• [WRITTEN REQUEST] Extend the forum thread below on substrate for an expanding foam background, picking up after its final post heading.

• [GIVEN PASSAGE]
# Expanding foam background substrate.



## caddie (Dec 11, 2011)

Hi all, 

I'm doing a escape and going down the expanding foam, silicon and earth route. 

Simple question I can't find the answer for. 
What is the substrate to use? I have a block of coco fibre. Do I use this with the water added? 

Sent from my GT-I9100 using Tapatalk 2


----------



## fatlad69 (Oct 22, 2009)

Yes but you will need it to dry out or it will not stick. I would use gorilla glue instead of silicone as it sticks a lot better.


----------



## caddie (Dec 11, 2011)

Yea I've been reading up on gorilla glue. Uses water at same time ago damp eco earth would benefit. Next question then. Will this seal the foam enough? 

Sent from my GT-I9100 using Tapatalk 2


----------



## caddie (Dec 11, 2011)

O and which gorilla glue is it?

Sent from my GT-I9100 using Tapatalk 2


----------



## fatlad69 (Oct 22, 2009)

Yes we use it in the phib section and it stands up to humidity of 80-90% without any problems. Just remember to keep pushing it down where you don't want it to expand.


----------



## caddie (Dec 11, 2011)

Ah brilliant. I'll get some soon then. I'll also upload a pic soon. Its a 3ft exo. Though if I'm gonna do it I'll do it big. 

Thanks

Sent from my GT-I9100 using Tapatalk 2


----------



## fatlad69 (Oct 22, 2009)

What are you keeping in it?


----------



## caddie (Dec 11, 2011)

I don't know yet. I have three cresties so may put them in it. But I've always been tempted by some darts. But I have set it up to have a water section, so not great for darts. Any suggestions

Sent from my GT-I9100 using Tapatalk 2


----------



## fatlad69 (Oct 22, 2009)

• [DATA LINES]

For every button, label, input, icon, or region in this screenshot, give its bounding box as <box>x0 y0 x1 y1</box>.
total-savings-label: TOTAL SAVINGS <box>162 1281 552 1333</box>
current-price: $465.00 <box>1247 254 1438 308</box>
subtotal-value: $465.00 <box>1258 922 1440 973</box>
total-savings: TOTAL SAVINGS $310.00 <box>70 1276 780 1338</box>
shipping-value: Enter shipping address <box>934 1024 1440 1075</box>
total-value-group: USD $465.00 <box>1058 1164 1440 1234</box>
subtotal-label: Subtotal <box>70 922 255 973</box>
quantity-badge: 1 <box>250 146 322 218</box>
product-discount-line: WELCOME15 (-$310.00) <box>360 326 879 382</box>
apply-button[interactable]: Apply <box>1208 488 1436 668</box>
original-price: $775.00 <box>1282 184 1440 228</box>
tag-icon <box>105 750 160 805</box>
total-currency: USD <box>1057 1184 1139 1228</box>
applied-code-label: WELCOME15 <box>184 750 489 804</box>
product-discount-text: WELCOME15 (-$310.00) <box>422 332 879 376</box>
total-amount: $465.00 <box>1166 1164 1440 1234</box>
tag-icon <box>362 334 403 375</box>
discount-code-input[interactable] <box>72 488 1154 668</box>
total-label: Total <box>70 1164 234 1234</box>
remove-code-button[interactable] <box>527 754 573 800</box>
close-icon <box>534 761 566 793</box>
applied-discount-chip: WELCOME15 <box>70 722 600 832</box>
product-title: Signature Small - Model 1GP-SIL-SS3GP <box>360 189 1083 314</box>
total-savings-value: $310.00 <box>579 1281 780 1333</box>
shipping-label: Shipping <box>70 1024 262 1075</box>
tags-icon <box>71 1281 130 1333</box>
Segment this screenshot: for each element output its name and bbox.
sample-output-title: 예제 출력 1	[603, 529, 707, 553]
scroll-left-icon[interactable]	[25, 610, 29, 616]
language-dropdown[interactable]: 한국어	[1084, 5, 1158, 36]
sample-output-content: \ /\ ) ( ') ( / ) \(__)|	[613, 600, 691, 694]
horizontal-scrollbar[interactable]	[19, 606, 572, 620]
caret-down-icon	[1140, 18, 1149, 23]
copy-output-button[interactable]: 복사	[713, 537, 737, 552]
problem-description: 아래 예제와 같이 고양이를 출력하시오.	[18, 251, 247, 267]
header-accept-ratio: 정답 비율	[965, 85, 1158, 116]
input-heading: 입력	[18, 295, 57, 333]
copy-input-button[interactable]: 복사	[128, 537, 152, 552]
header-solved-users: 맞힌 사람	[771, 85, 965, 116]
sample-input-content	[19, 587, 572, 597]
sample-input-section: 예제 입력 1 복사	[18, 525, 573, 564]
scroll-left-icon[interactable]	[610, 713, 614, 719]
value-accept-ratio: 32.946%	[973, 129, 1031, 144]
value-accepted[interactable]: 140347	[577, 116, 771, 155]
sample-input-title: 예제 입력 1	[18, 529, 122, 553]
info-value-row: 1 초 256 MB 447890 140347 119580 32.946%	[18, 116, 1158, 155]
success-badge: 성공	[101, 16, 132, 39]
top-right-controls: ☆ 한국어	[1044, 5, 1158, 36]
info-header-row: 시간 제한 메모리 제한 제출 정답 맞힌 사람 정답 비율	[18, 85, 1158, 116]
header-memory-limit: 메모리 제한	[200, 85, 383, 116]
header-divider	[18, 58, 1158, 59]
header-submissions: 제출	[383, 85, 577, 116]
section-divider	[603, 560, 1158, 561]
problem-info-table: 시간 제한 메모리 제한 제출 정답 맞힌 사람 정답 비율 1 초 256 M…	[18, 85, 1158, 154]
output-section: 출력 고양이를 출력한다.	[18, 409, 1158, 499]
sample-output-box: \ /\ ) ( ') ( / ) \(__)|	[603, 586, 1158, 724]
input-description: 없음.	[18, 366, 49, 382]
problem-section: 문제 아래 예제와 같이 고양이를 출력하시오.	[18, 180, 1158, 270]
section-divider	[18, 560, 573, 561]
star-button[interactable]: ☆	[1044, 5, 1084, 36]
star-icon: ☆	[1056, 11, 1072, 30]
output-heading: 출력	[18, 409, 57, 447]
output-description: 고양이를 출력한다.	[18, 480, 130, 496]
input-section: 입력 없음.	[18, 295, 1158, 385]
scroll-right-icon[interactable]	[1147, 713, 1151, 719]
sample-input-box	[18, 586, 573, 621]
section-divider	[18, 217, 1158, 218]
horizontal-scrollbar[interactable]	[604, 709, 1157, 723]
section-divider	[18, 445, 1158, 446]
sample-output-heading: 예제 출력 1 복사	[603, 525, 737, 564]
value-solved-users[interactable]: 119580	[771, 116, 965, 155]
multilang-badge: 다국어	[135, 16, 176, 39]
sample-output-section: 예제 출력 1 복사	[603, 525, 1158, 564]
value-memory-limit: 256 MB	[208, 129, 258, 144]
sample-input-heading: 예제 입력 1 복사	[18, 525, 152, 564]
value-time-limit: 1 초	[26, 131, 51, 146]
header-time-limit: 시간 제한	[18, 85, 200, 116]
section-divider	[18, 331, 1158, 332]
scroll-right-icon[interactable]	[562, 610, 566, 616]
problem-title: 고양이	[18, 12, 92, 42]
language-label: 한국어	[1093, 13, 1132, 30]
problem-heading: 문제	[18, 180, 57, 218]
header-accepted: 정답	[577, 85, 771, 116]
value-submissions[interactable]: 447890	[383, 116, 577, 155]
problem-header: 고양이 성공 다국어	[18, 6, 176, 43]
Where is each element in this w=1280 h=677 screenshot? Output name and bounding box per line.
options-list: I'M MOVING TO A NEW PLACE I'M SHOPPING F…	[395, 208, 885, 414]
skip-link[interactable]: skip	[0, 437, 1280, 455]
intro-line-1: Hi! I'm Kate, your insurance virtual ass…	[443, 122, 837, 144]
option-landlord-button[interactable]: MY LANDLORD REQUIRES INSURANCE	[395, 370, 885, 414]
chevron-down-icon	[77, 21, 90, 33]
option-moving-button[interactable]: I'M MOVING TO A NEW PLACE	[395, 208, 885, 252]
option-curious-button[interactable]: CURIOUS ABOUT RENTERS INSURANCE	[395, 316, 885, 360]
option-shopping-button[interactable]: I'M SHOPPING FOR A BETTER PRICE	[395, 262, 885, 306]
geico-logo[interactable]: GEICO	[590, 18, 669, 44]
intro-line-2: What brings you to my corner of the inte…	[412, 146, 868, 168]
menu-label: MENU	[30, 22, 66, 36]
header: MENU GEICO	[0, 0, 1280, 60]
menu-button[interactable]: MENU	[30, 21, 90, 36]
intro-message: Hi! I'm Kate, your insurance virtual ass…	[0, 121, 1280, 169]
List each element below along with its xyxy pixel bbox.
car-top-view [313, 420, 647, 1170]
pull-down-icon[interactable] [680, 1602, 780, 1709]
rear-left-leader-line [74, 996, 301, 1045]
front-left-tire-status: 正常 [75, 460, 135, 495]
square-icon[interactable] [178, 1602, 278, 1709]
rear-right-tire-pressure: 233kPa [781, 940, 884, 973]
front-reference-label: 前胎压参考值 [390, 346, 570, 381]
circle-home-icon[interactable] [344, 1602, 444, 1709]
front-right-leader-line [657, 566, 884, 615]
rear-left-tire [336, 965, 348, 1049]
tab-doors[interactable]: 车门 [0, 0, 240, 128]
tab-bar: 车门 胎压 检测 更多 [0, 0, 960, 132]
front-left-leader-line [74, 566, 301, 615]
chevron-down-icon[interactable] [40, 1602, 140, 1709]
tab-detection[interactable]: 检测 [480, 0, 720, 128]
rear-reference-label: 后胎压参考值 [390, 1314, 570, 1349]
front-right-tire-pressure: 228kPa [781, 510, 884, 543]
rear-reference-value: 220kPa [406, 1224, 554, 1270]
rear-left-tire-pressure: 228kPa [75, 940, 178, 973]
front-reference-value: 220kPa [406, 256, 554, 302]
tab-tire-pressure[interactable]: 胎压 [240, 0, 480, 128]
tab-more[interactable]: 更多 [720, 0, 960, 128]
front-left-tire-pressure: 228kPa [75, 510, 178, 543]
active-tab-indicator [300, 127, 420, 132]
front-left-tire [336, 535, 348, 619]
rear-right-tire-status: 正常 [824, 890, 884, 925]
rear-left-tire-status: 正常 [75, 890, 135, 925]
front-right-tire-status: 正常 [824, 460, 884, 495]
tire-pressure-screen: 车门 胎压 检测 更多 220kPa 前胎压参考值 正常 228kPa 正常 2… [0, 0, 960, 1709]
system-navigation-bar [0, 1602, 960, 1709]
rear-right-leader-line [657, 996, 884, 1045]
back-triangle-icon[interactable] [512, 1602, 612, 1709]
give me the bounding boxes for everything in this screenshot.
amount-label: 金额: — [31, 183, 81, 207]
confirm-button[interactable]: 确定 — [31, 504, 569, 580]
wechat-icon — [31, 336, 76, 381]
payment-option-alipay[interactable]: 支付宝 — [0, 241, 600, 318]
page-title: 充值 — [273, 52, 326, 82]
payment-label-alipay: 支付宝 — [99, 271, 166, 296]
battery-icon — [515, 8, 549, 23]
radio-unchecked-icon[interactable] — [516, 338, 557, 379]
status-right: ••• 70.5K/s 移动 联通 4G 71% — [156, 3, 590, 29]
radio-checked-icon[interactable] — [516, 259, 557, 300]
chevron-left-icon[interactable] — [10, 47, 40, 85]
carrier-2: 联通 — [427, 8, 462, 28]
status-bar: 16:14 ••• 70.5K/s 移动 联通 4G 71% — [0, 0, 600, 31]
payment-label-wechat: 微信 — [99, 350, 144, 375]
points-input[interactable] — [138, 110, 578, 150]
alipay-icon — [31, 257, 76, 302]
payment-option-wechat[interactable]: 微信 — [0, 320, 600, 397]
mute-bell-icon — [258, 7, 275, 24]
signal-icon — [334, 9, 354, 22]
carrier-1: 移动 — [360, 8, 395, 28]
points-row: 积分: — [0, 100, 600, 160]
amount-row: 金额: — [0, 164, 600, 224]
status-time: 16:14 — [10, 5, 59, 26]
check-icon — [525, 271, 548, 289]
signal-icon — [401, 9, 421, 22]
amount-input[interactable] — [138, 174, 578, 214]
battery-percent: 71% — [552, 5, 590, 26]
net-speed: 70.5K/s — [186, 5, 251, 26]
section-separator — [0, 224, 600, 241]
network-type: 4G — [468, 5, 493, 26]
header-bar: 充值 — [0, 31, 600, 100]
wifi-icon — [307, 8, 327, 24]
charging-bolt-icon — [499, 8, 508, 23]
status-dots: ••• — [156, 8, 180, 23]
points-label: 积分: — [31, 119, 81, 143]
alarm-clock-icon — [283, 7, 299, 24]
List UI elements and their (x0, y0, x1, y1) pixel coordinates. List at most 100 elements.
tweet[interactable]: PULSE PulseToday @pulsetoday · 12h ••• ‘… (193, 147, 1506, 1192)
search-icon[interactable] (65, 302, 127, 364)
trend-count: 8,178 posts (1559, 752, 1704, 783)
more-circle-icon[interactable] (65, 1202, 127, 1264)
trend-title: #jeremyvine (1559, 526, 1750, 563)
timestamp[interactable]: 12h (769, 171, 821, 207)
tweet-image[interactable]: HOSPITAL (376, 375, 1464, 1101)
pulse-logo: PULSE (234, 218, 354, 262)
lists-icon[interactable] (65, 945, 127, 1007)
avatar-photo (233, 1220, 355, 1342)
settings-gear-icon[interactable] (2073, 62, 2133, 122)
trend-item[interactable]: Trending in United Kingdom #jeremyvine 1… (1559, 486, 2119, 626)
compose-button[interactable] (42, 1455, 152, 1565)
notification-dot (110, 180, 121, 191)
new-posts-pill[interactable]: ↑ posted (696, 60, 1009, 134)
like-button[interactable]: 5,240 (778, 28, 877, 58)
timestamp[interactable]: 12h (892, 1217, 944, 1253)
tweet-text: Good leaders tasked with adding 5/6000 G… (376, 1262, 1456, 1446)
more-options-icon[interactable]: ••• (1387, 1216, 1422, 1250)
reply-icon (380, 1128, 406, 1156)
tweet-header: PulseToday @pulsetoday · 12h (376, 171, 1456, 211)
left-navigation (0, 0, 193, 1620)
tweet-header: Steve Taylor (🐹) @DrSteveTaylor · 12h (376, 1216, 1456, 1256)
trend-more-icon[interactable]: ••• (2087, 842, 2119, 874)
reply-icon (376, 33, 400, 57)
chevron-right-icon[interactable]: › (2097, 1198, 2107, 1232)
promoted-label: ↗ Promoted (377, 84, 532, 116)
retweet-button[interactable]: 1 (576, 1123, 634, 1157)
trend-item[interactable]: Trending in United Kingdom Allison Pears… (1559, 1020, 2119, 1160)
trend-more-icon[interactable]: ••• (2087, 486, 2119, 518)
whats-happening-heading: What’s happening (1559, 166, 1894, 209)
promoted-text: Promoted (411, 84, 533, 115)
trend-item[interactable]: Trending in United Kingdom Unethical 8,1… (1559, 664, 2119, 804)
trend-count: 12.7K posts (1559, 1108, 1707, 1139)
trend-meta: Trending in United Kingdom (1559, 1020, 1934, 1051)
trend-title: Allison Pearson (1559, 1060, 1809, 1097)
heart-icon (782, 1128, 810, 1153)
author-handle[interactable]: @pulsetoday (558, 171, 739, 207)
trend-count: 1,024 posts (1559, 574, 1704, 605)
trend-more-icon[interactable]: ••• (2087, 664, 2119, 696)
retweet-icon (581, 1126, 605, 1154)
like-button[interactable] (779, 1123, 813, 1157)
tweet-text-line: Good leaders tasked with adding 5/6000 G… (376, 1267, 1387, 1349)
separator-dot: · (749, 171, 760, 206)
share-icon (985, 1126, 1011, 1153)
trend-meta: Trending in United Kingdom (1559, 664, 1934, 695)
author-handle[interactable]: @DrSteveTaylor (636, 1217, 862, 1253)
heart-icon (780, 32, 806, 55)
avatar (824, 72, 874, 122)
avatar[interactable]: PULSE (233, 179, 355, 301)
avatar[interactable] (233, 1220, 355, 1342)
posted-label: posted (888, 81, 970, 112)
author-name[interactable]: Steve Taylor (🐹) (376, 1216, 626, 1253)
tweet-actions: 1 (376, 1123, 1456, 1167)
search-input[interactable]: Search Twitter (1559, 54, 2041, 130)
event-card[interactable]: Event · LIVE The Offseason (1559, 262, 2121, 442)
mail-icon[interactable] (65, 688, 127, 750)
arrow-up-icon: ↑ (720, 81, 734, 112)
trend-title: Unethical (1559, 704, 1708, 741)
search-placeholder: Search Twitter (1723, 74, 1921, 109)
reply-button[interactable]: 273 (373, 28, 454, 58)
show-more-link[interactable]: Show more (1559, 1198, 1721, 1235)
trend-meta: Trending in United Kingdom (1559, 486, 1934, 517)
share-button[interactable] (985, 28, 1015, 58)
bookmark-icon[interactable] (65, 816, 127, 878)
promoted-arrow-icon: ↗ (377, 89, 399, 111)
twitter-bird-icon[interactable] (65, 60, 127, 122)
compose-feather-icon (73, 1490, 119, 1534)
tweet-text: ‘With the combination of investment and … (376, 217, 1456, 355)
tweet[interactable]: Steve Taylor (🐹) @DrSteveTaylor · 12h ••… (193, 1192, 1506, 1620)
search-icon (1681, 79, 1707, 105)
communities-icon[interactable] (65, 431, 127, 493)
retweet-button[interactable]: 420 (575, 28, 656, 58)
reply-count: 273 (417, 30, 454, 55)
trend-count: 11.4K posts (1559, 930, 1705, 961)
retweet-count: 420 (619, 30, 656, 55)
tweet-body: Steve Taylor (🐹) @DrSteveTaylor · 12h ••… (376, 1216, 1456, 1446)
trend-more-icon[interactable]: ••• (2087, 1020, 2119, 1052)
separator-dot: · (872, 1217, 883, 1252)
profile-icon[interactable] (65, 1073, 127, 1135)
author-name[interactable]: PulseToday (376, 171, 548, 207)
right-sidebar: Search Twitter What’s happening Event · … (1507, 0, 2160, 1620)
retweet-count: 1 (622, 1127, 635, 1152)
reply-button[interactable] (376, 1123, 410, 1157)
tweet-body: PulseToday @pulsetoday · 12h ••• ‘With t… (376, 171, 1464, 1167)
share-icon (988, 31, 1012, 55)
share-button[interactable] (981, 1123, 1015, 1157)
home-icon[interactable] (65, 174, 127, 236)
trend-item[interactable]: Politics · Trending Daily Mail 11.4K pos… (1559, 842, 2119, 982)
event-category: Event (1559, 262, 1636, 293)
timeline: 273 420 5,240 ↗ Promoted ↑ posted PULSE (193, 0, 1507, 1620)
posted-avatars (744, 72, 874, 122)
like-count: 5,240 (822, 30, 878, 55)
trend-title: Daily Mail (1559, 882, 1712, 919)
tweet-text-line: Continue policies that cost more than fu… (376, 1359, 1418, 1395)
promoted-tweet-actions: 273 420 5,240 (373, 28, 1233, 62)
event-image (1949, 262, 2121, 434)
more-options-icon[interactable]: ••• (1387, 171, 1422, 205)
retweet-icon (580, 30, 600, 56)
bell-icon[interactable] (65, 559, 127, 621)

• [RESULT BELOW]
A water area is fine if you go for dendrobates leucomalus the yellow and black darts. They love water so long as they have a piece of wood to climb out. They are also great darts for the beginner and you could keep 4 or 5 in there.

If you are using expanding foam coat the glass inside your viv with black silicone as it gives a neat mirror finish. Here are a couple of poor quality pics of my latest build for darts.

















I will use the foam over this and the silicone hides the mess on the outside. You just trim the silicone to the edge of the foam when finished like this on my old build.


----------



## caddie (Dec 11, 2011)

I tried the silicone, failed badly. I think i put the foam on to early, or used wrong silicone, because the foam has pushed the silicone so i have 'smears' ah well i will paint it after maybe, as the foam in my opinion, has turned out well. 

What gorilla glue do you use, the normal one I am assuming?

As for the water section I had a genius idea, and am using an under gravel filter. having a few issues, but should be good.


----------



## my_shed (Jan 5, 2011)

caddie said:


> I tried the silicone, failed badly. I think i put the foam on to early, or used wrong silicone, because the foam has pushed the silicone so i have 'smears' ah well i will paint it after maybe, as the foam in my opinion, has turned out well.
> 
> What gorilla glue do you use, the normal one I am assuming?
> 
> ...


Straightforward gorilla glue wood glue

Looking good so far though

Dave


----------



## caddie (Dec 11, 2011)

Gorilla Glue 1Litre: Amazon.co.uk: DIY & Tools


----------



## my_shed (Jan 5, 2011)

caddie said:


> Gorilla Glue 1Litre: Amazon.co.uk: DIY & Tools


yep


----------



## fatlad69 (Oct 22, 2009)

Use fablon from most hardware stores (sticky back plastic ) to cover the back and sides, will give a nice neat finish. That is a large water area but if you use lots of big stones and bog wood it should still be ok for darts ( just don't make it too deep.

Looks good so far and will look great planted up.


----------



## fatlad69 (Oct 22, 2009)

Remember to put a pipe in the land section so you can drain any excess water. Also you could put a heater in the water section to help increase humidity. If you do keep darts it will need some small modifications to keep humidity up and make it fruit fly proof.


----------



## bothrops (Jan 7, 2007)

I just use silicon for mine (I've tried experimenting with Gorilla glue and actually found it less sticky than silicon - I was probably doing something wrong though as many many people not only use it, but rave about it!)

http://www.reptileforums.co.uk/forums/habitat/908903-45cm-exo-terra-cube-paludarium.html


----------



## caddie (Dec 11, 2011)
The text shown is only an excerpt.